Directive A: Could you quote the stretch of the passage on relational and responsive pedagogy from "Culturally responsive and" through "exemplify the relational and responsive pedagogy."?

Culturally responsive and relational contexts for learning were one of five interrelated dimensions that began with an initial profiling process and the development of individualized school action plans. The Rongohia Te Hau tools were central to this dimension. They included complimentary surveys for students, teachers and family members, as well as timed observations of classroom walk-throughs. This paper explores educators’ theorizing about the implementation of the tools processes and thus their praxis. Of particular importance is the co-construction of a continuum of practice, designed to generate shared examples and understandings of the theoretical underpinnings of the relational and responsive pedagogy. Deliberately enacted, this continuum construction supports novice observers to recognise the interactions and relationships that exemplify the relational and responsive pedagogy.

4. Methods

4.1. Research Design

Mixed methods research involves “mixing” qualitative and quantitative research methods in collecting, analysing and interpreting data sets in a single study. A pragmatic and explicitly critical approach takes mixed methods beyond the qualitative and quantitative binary. This paper presents are trospective, pre- and post-analysis of the overall Rongohiate Hau survey and walkthrough observation evidence from twenty five secondary schools over three years.

Directive B: Would you print the stretch of rows from the very first row through the row that contains "x-tick-label: Nov 1996", including both ends?

Data lines:

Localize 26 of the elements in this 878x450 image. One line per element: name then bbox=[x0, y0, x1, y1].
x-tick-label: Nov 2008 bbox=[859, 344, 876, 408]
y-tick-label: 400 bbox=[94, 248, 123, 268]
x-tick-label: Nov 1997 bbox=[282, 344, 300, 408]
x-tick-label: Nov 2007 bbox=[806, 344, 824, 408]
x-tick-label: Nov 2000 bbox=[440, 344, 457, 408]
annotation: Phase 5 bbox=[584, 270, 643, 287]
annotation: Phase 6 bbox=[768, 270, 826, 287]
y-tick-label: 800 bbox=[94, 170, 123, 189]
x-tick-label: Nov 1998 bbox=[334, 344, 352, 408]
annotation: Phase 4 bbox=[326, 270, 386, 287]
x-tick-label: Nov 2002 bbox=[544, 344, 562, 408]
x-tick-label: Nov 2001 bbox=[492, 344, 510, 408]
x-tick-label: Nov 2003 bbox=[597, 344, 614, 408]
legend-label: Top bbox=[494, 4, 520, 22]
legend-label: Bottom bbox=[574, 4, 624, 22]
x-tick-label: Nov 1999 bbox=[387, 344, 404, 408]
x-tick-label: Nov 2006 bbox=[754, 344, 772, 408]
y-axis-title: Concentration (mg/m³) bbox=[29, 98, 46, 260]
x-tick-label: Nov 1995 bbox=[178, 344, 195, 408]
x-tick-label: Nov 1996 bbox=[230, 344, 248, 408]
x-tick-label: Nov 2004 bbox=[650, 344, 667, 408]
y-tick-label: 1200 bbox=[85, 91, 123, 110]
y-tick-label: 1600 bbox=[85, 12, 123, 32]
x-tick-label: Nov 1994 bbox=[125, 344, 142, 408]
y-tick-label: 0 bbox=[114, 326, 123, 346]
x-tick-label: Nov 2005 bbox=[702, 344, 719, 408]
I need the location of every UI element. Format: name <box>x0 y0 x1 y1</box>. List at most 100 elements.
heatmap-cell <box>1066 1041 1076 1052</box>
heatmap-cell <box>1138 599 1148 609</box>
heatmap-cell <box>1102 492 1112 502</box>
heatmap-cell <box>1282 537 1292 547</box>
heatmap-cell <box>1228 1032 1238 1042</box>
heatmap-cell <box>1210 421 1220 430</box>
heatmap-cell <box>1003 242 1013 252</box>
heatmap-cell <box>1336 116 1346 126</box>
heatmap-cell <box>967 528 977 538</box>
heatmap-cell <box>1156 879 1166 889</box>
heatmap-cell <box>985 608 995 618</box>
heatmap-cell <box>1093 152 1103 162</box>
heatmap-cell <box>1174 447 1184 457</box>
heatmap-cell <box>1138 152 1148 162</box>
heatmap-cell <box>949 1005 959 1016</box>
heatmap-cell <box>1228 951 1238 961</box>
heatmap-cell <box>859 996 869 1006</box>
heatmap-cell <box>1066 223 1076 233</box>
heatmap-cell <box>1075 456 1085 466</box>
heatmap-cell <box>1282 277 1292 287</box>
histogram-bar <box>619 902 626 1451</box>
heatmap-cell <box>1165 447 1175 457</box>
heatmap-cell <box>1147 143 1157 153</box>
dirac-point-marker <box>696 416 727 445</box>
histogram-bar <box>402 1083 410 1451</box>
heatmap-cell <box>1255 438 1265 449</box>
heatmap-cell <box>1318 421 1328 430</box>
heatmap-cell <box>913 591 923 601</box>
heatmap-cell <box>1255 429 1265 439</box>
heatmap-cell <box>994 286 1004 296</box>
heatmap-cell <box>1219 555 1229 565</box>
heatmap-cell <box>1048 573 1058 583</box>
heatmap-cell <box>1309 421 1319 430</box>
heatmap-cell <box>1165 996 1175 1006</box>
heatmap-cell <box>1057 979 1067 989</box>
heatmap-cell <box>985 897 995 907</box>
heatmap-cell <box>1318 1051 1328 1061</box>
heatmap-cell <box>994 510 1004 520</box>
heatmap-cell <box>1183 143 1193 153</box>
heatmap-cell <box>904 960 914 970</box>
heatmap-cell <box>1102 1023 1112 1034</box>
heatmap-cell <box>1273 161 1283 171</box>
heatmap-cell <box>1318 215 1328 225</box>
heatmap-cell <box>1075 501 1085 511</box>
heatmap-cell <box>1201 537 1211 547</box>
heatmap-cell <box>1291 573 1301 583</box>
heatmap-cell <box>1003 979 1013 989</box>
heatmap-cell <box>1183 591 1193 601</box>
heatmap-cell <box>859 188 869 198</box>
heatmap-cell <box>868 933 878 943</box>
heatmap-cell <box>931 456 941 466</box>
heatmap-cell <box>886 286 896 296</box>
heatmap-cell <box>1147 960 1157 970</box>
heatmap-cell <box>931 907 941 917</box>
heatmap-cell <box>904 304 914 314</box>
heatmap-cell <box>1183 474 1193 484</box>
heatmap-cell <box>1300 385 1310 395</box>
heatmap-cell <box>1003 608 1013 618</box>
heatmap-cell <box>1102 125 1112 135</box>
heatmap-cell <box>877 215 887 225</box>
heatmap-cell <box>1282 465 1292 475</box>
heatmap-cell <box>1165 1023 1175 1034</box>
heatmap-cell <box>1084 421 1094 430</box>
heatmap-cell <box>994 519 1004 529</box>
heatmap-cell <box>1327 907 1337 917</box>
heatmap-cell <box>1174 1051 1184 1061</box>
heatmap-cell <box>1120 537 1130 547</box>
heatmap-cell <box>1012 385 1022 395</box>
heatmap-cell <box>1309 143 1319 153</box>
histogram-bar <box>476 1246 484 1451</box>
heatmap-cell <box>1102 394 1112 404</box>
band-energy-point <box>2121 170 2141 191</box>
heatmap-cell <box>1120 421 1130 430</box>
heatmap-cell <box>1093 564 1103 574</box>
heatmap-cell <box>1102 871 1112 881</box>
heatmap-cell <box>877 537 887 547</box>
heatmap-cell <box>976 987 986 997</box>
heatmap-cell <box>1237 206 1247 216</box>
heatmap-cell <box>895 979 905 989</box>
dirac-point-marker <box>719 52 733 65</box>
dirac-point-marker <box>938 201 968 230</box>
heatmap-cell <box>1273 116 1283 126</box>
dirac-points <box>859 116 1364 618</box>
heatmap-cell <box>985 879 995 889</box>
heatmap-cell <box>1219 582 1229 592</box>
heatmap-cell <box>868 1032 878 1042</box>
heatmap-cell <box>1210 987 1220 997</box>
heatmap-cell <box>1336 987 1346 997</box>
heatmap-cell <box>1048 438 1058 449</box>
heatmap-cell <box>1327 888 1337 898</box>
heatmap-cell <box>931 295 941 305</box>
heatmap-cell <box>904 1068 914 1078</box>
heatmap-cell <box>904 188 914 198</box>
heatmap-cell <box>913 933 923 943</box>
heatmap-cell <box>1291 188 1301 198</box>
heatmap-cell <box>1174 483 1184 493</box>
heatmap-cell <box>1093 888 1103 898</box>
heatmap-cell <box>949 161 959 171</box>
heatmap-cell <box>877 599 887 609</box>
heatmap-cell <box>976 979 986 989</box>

Expected answer A:
Culturally responsive and relational contexts for learning were one of five interrelated dimensions that began with an initial profiling process and the development of individualized school action plans. The Rongohia Te Hau tools were central to this dimension. They included complimentary surveys for students, teachers and family members, as well as timed observations of classroom walk-throughs. This paper explores educators’ theorizing about the implementation of the tools processes and thus their praxis. Of particular importance is the co-construction of a continuum of practice, designed to generate shared examples and understandings of the theoretical underpinnings of the relational and responsive pedagogy. Deliberately enacted, this continuum construction supports novice observers to recognise the interactions and relationships that exemplify the relational and responsive pedagogy.

Expected answer B:
Localize 26 of the elements in this 878x450 image. One line per element: name then bbox=[x0, y0, x1, y1].
x-tick-label: Nov 2008 bbox=[859, 344, 876, 408]
y-tick-label: 400 bbox=[94, 248, 123, 268]
x-tick-label: Nov 1997 bbox=[282, 344, 300, 408]
x-tick-label: Nov 2007 bbox=[806, 344, 824, 408]
x-tick-label: Nov 2000 bbox=[440, 344, 457, 408]
annotation: Phase 5 bbox=[584, 270, 643, 287]
annotation: Phase 6 bbox=[768, 270, 826, 287]
y-tick-label: 800 bbox=[94, 170, 123, 189]
x-tick-label: Nov 1998 bbox=[334, 344, 352, 408]
annotation: Phase 4 bbox=[326, 270, 386, 287]
x-tick-label: Nov 2002 bbox=[544, 344, 562, 408]
x-tick-label: Nov 2001 bbox=[492, 344, 510, 408]
x-tick-label: Nov 2003 bbox=[597, 344, 614, 408]
legend-label: Top bbox=[494, 4, 520, 22]
legend-label: Bottom bbox=[574, 4, 624, 22]
x-tick-label: Nov 1999 bbox=[387, 344, 404, 408]
x-tick-label: Nov 2006 bbox=[754, 344, 772, 408]
y-axis-title: Concentration (mg/m³) bbox=[29, 98, 46, 260]
x-tick-label: Nov 1995 bbox=[178, 344, 195, 408]
x-tick-label: Nov 1996 bbox=[230, 344, 248, 408]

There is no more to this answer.